## DATA TO USE
——————————

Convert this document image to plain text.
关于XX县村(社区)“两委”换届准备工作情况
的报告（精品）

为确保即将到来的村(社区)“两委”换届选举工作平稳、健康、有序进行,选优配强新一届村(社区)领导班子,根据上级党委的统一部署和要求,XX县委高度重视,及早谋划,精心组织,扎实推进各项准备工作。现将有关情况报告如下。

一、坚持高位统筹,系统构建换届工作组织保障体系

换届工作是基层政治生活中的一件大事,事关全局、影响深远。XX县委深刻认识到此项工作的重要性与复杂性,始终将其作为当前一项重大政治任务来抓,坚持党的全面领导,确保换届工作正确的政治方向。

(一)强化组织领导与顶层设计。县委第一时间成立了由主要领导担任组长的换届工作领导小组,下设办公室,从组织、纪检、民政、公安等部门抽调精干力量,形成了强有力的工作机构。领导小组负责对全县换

——————————

## TASK DIRECTIONS
Return the entries above exactly, each one complete.

## THE ANSWER
Convert this document image to plain text.
关于XX县村(社区)“两委”换届准备工作情况
的报告（精品）

为确保即将到来的村(社区)“两委”换届选举工作平稳、健康、有序进行,选优配强新一届村(社区)领导班子,根据上级党委的统一部署和要求,XX县委高度重视,及早谋划,精心组织,扎实推进各项准备工作。现将有关情况报告如下。

一、坚持高位统筹,系统构建换届工作组织保障体系

换届工作是基层政治生活中的一件大事,事关全局、影响深远。XX县委深刻认识到此项工作的重要性与复杂性,始终将其作为当前一项重大政治任务来抓,坚持党的全面领导,确保换届工作正确的政治方向。

(一)强化组织领导与顶层设计。县委第一时间成立了由主要领导担任组长的换届工作领导小组,下设办公室,从组织、纪检、民政、公安等部门抽调精干力量,形成了强有力的工作机构。领导小组负责对全县换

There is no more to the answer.